(Extracted data entries)
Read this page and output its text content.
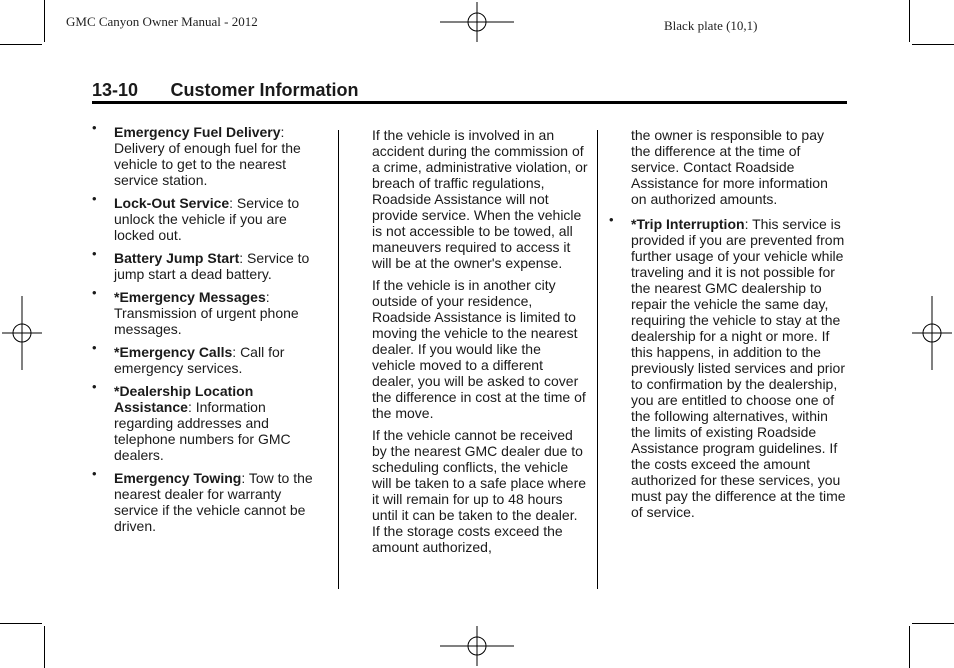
GMC Canyon Owner Manual - 2012	Black plate (10,1)
13-10 Customer Information
• Emergency Fuel Delivery: Delivery of enough fuel for the vehicle to get to the nearest service station.
• Lock-Out Service: Service to unlock the vehicle if you are locked out.
• Battery Jump Start: Service to jump start a dead battery.
• *Emergency Messages: Transmission of urgent phone messages.
• *Emergency Calls: Call for emergency services.
• *Dealership Location Assistance: Information regarding addresses and telephone numbers for GMC dealers.
• Emergency Towing: Tow to the nearest dealer for warranty service if the vehicle cannot be driven.

If the vehicle is involved in an accident during the commission of a crime, administrative violation, or breach of traffic regulations, Roadside Assistance will not provide service. When the vehicle is not accessible to be towed, all maneuvers required to access it will be at the owner's expense.

If the vehicle is in another city outside of your residence, Roadside Assistance is limited to moving the vehicle to the nearest dealer. If you would like the vehicle moved to a different dealer, you will be asked to cover the difference in cost at the time of the move.

If the vehicle cannot be received by the nearest GMC dealer due to scheduling conflicts, the vehicle will be taken to a safe place where it will remain for up to 48 hours until it can be taken to the dealer. If the storage costs exceed the amount authorized,

the owner is responsible to pay the difference at the time of service. Contact Roadside Assistance for more information on authorized amounts.

• *Trip Interruption: This service is provided if you are prevented from further usage of your vehicle while traveling and it is not possible for the nearest GMC dealership to repair the vehicle the same day, requiring the vehicle to stay at the dealership for a night or more. If this happens, in addition to the previously listed services and prior to confirmation by the dealership, you are entitled to choose one of the following alternatives, within the limits of existing Roadside Assistance program guidelines. If the costs exceed the amount authorized for these services, you must pay the difference at the time of service.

Work to be completed
Leave the images out and output the remaining material exactly as it stands.

The output
Read this page and output its text content.
GMC Canyon Owner Manual - 2012	Black plate (10,1)
13-10 Customer Information
• Emergency Fuel Delivery: Delivery of enough fuel for the vehicle to get to the nearest service station.
• Lock-Out Service: Service to unlock the vehicle if you are locked out.
• Battery Jump Start: Service to jump start a dead battery.
• *Emergency Messages: Transmission of urgent phone messages.
• *Emergency Calls: Call for emergency services.
• *Dealership Location Assistance: Information regarding addresses and telephone numbers for GMC dealers.
• Emergency Towing: Tow to the nearest dealer for warranty service if the vehicle cannot be driven.

If the vehicle is involved in an accident during the commission of a crime, administrative violation, or breach of traffic regulations, Roadside Assistance will not provide service. When the vehicle is not accessible to be towed, all maneuvers required to access it will be at the owner's expense.

If the vehicle is in another city outside of your residence, Roadside Assistance is limited to moving the vehicle to the nearest dealer. If you would like the vehicle moved to a different dealer, you will be asked to cover the difference in cost at the time of the move.

If the vehicle cannot be received by the nearest GMC dealer due to scheduling conflicts, the vehicle will be taken to a safe place where it will remain for up to 48 hours until it can be taken to the dealer. If the storage costs exceed the amount authorized,

the owner is responsible to pay the difference at the time of service. Contact Roadside Assistance for more information on authorized amounts.

• *Trip Interruption: This service is provided if you are prevented from further usage of your vehicle while traveling and it is not possible for the nearest GMC dealership to repair the vehicle the same day, requiring the vehicle to stay at the dealership for a night or more. If this happens, in addition to the previously listed services and prior to confirmation by the dealership, you are entitled to choose one of the following alternatives, within the limits of existing Roadside Assistance program guidelines. If the costs exceed the amount authorized for these services, you must pay the difference at the time of service.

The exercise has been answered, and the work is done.